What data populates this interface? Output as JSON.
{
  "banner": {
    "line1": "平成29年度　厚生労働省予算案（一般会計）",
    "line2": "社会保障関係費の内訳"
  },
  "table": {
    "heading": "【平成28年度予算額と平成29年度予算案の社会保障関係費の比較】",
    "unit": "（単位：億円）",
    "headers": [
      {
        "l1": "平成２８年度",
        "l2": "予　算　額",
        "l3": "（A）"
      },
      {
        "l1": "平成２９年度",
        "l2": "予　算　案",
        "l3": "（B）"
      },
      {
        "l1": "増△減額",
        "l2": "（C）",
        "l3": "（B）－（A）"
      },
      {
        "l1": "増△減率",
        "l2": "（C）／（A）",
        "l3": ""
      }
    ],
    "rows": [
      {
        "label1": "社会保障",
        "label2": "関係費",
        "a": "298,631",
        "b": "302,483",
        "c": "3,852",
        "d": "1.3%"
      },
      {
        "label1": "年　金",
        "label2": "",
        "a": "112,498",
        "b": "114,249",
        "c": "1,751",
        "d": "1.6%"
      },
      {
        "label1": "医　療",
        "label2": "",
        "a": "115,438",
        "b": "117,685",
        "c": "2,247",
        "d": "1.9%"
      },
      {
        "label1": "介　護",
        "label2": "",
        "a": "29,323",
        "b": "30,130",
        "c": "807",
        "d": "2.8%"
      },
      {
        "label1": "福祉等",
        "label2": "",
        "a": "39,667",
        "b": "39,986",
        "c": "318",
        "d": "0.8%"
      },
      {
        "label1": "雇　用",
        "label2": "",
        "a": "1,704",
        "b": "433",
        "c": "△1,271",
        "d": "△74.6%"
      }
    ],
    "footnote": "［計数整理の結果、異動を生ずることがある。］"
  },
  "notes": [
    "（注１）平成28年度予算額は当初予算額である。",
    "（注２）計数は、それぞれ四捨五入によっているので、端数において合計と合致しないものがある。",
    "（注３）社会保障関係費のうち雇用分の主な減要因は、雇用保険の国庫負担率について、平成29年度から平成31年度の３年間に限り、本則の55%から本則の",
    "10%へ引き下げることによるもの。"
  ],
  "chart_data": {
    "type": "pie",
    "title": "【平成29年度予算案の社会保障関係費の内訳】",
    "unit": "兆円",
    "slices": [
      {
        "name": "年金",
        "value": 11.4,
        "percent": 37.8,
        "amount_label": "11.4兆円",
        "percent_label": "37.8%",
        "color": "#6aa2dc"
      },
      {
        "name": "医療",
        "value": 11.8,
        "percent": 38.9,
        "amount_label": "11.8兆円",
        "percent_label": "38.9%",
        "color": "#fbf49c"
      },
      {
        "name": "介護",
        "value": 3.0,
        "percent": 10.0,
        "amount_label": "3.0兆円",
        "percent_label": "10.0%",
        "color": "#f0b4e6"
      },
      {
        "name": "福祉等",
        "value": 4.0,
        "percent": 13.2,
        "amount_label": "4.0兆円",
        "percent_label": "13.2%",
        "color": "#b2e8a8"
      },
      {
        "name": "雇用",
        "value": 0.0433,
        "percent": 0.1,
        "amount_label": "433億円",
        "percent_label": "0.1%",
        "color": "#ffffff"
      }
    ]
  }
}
-*-*-
* **GIVEN REQUEST**:
Write out the full set of records exactly as given.

* **FINISHED TASK**:
What data populates this interface? Output as JSON.
{
  "banner": {
    "line1": "平成29年度　厚生労働省予算案（一般会計）",
    "line2": "社会保障関係費の内訳"
  },
  "table": {
    "heading": "【平成28年度予算額と平成29年度予算案の社会保障関係費の比較】",
    "unit": "（単位：億円）",
    "headers": [
      {
        "l1": "平成２８年度",
        "l2": "予　算　額",
        "l3": "（A）"
      },
      {
        "l1": "平成２９年度",
        "l2": "予　算　案",
        "l3": "（B）"
      },
      {
        "l1": "増△減額",
        "l2": "（C）",
        "l3": "（B）－（A）"
      },
      {
        "l1": "増△減率",
        "l2": "（C）／（A）",
        "l3": ""
      }
    ],
    "rows": [
      {
        "label1": "社会保障",
        "label2": "関係費",
        "a": "298,631",
        "b": "302,483",
        "c": "3,852",
        "d": "1.3%"
      },
      {
        "label1": "年　金",
        "label2": "",
        "a": "112,498",
        "b": "114,249",
        "c": "1,751",
        "d": "1.6%"
      },
      {
        "label1": "医　療",
        "label2": "",
        "a": "115,438",
        "b": "117,685",
        "c": "2,247",
        "d": "1.9%"
      },
      {
        "label1": "介　護",
        "label2": "",
        "a": "29,323",
        "b": "30,130",
        "c": "807",
        "d": "2.8%"
      },
      {
        "label1": "福祉等",
        "label2": "",
        "a": "39,667",
        "b": "39,986",
        "c": "318",
        "d": "0.8%"
      },
      {
        "label1": "雇　用",
        "label2": "",
        "a": "1,704",
        "b": "433",
        "c": "△1,271",
        "d": "△74.6%"
      }
    ],
    "footnote": "［計数整理の結果、異動を生ずることがある。］"
  },
  "notes": [
    "（注１）平成28年度予算額は当初予算額である。",
    "（注２）計数は、それぞれ四捨五入によっているので、端数において合計と合致しないものがある。",
    "（注３）社会保障関係費のうち雇用分の主な減要因は、雇用保険の国庫負担率について、平成29年度から平成31年度の３年間に限り、本則の55%から本則の",
    "10%へ引き下げることによるもの。"
  ],
  "chart_data": {
    "type": "pie",
    "title": "【平成29年度予算案の社会保障関係費の内訳】",
    "unit": "兆円",
    "slices": [
      {
        "name": "年金",
        "value": 11.4,
        "percent": 37.8,
        "amount_label": "11.4兆円",
        "percent_label": "37.8%",
        "color": "#6aa2dc"
      },
      {
        "name": "医療",
        "value": 11.8,
        "percent": 38.9,
        "amount_label": "11.8兆円",
        "percent_label": "38.9%",
        "color": "#fbf49c"
      },
      {
        "name": "介護",
        "value": 3.0,
        "percent": 10.0,
        "amount_label": "3.0兆円",
        "percent_label": "10.0%",
        "color": "#f0b4e6"
      },
      {
        "name": "福祉等",
        "value": 4.0,
        "percent": 13.2,
        "amount_label": "4.0兆円",
        "percent_label": "13.2%",
        "color": "#b2e8a8"
      },
      {
        "name": "雇用",
        "value": 0.0433,
        "percent": 0.1,
        "amount_label": "433億円",
        "percent_label": "0.1%",
        "color": "#ffffff"
      }
    ]
  }
}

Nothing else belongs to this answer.